=== Exercise material ===
---+---

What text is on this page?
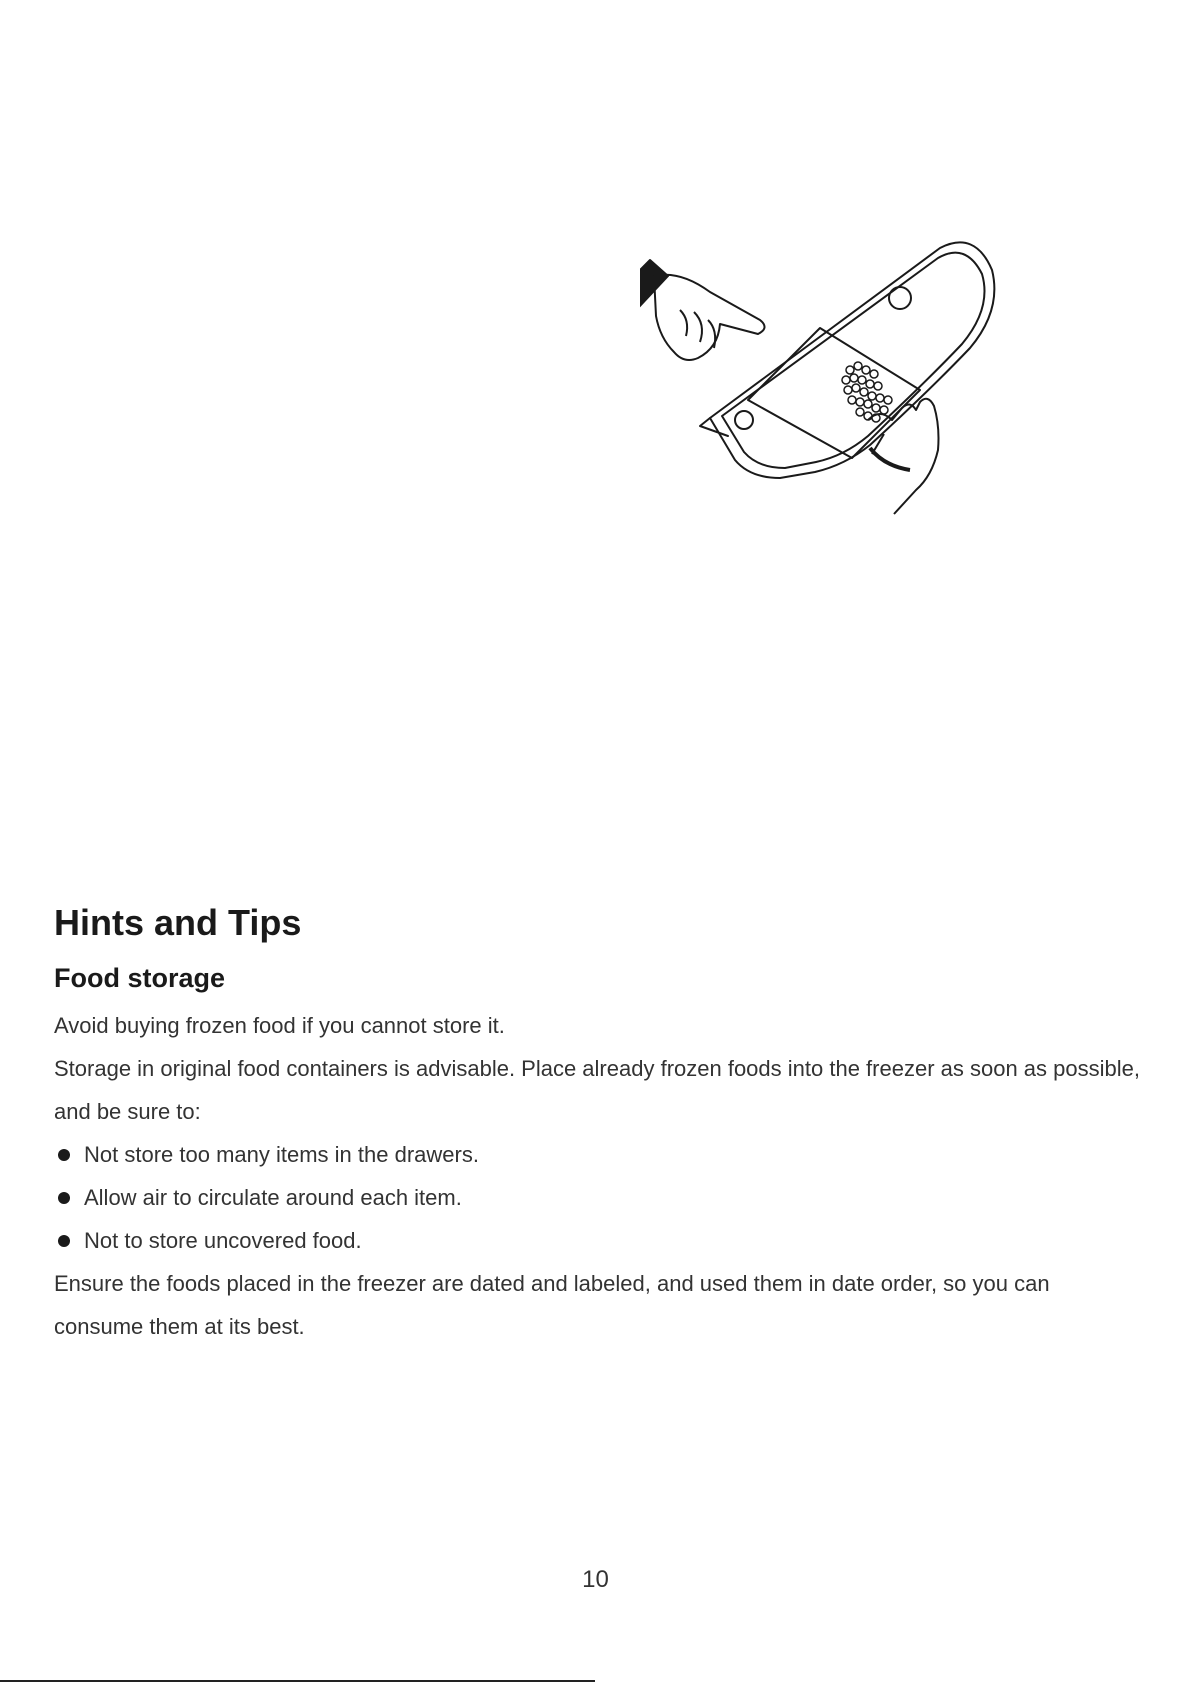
Hints and Tips
Food storage

Avoid buying frozen food if you cannot store it.

Storage in original food containers is advisable. Place already frozen foods into the freezer as soon as possible, and be sure to:

Not store too many items in the drawers.
Allow air to circulate around each item.
Not to store uncovered food.

Ensure the foods placed in the freezer are dated and labeled, and used them in date order, so you can consume them at its best.

10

---+---

=== Exercise ===
Every line that holds the string "frozen" should be returned.

=== Final result ===
Avoid buying frozen food if you cannot store it.
Storage in original food containers is advisable. Place already frozen foods into the freezer as soon as possible, and be sure to:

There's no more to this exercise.